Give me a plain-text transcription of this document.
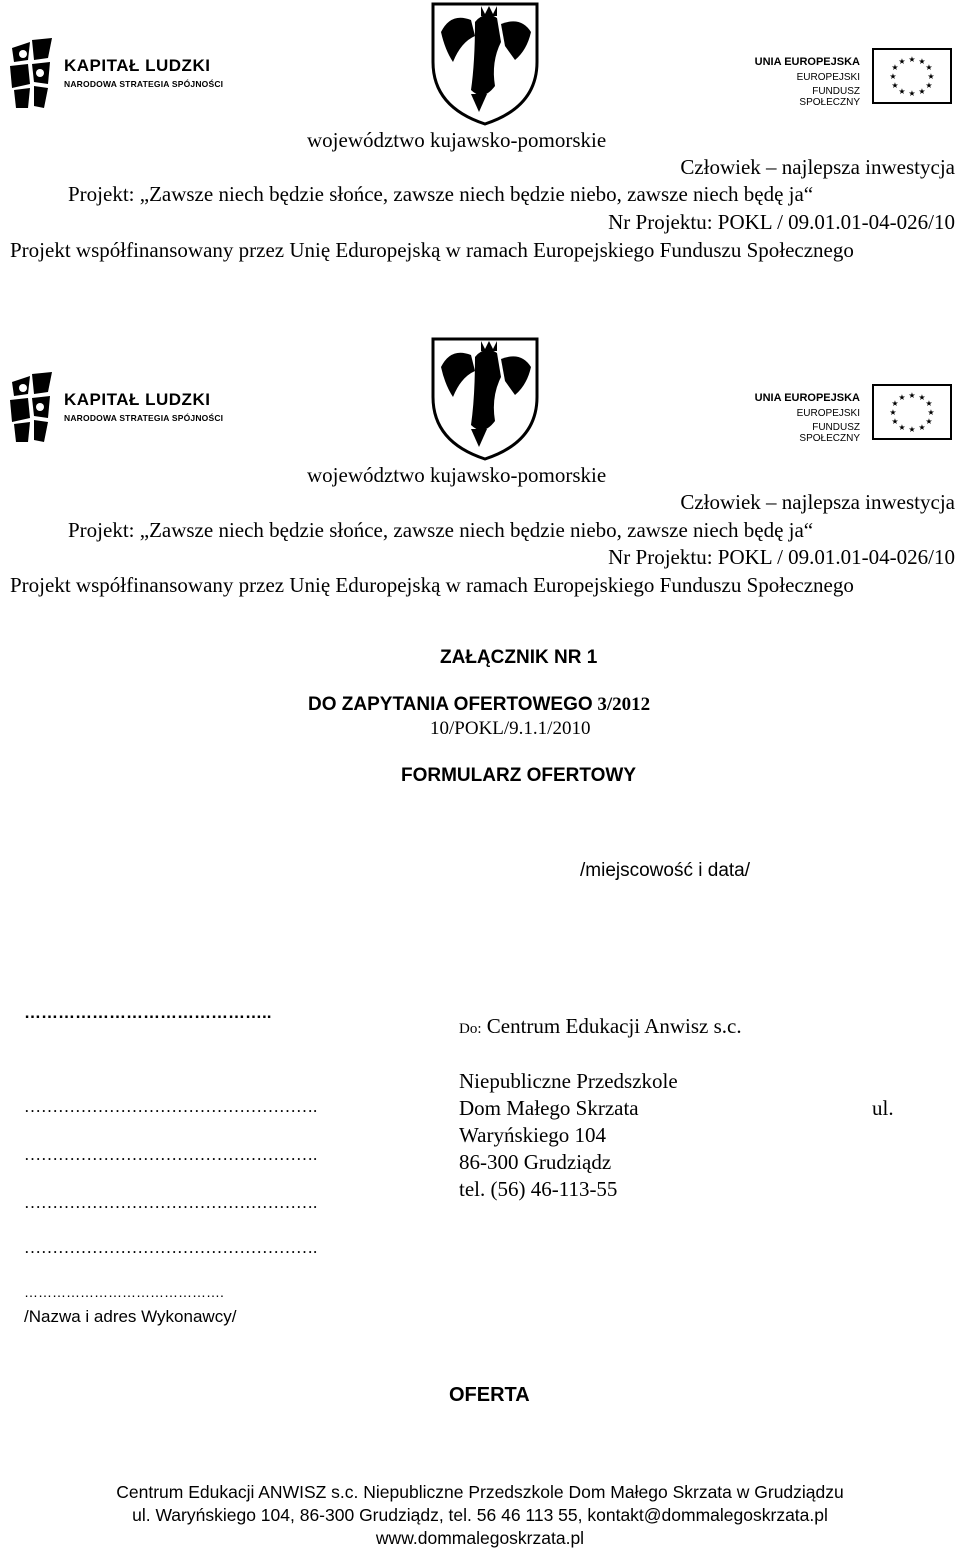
KAPITAŁ LUDZKI
NARODOWA STRATEGIA SPÓJNOŚCI
UNIA EUROPEJSKA
EUROPEJSKI
FUNDUSZ SPOŁECZNY
★ ★
★
★
★
★
★
★
★
★
★
★
województwo kujawsko-pomorskie
Człowiek – najlepsza inwestycja
Projekt: „Zawsze niech będzie słońce, zawsze niech będzie niebo, zawsze niech będę ja“
Nr Projektu: POKL / 09.01.01-04-026/10
Projekt współfinansowany przez Unię Eduropejską w ramach Europejskiego Funduszu Społecznego
KAPITAŁ LUDZKI
NARODOWA STRATEGIA SPÓJNOŚCI
UNIA EUROPEJSKA
EUROPEJSKI
FUNDUSZ SPOŁECZNY
★ ★
★
★
★
★
★
★
★
★
★
★
województwo kujawsko-pomorskie
Człowiek – najlepsza inwestycja
Projekt: „Zawsze niech będzie słońce, zawsze niech będzie niebo, zawsze niech będę ja“
Nr Projektu: POKL / 09.01.01-04-026/10
Projekt współfinansowany przez Unię Eduropejską w ramach Europejskiego Funduszu Społecznego
ZAŁĄCZNIK NR 1
DO ZAPYTANIA OFERTOWEGO 3/2012
10/POKL/9.1.1/2010
FORMULARZ OFERTOWY
/miejscowość i data/
……………………………………..
…………………………………………….
…………………………………………….
…………………………………………….
…………………………………………….
…………………………………….
/Nazwa i adres Wykonawcy/
Do: Centrum Edukacji Anwisz s.c.
Niepubliczne Przedszkole
Dom Małego Skrzata	ul.
Waryńskiego 104
86-300 Grudziądz
tel. (56) 46-113-55
OFERTA
Centrum Edukacji ANWISZ s.c. Niepubliczne Przedszkole Dom Małego Skrzata w Grudziądzu
ul. Waryńskiego 104, 86-300 Grudziądz, tel. 56 46 113 55, kontakt@dommalegoskrzata.pl
www.dommalegoskrzata.pl
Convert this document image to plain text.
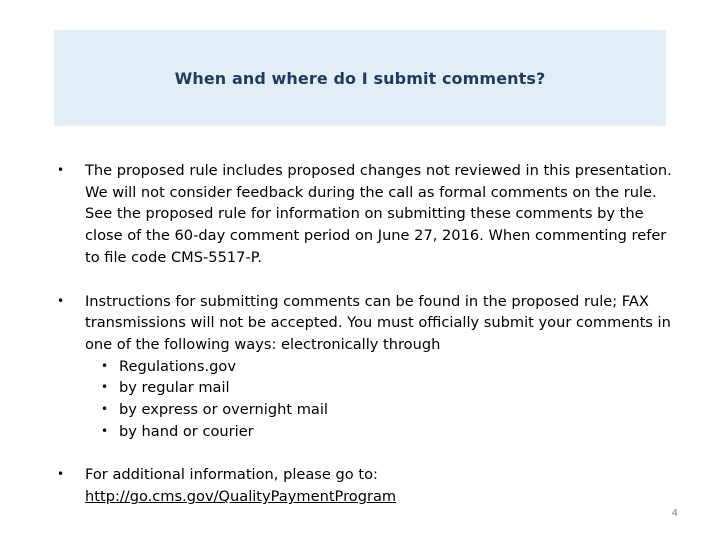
When and where do I submit comments?
• The proposed rule includes proposed changes not reviewed in this presentation. We will not consider feedback during the call as formal comments on the rule. See the proposed rule for information on submitting these comments by the close of the 60-day comment period on June 27, 2016. When commenting refer to file code CMS-5517-P.
• Instructions for submitting comments can be found in the proposed rule; FAX transmissions will not be accepted. You must officially submit your comments in one of the following ways: electronically through
• Regulations.gov
• by regular mail
• by express or overnight mail
• by hand or courier
• For additional information, please go to:
http://go.cms.gov/QualityPaymentProgram
4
- - - - - - -
__INSTRUCTION__. Return only the number of lines in the preceding records that contain the string "document".

__RESULT FOR THIS TASK__. 2